#### Instructions for the task
Collect all lines from the records below that include the word "มการเร".

#### Extracted records
--- BEGIN ---
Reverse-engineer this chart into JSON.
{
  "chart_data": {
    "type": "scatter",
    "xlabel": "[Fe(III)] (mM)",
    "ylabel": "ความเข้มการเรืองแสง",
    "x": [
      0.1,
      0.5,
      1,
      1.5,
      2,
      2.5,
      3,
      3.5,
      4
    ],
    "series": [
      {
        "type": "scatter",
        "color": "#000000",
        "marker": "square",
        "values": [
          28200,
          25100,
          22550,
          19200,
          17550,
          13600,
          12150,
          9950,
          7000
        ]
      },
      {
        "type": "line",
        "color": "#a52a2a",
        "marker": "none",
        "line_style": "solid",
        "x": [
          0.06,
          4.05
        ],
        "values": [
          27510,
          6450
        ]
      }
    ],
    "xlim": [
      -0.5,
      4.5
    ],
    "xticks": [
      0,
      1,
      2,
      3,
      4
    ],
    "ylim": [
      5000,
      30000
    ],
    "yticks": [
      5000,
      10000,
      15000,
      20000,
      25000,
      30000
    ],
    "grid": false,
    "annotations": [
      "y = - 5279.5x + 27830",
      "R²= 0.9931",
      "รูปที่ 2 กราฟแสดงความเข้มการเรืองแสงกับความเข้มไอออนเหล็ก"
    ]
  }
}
--- END ---
#### Written response
    "ylabel": "ความเข้มการเรืองแสง",
      "รูปที่ 2 กราฟแสดงความเข้มการเรืองแสงกับความเข้มไอออนเหล็ก"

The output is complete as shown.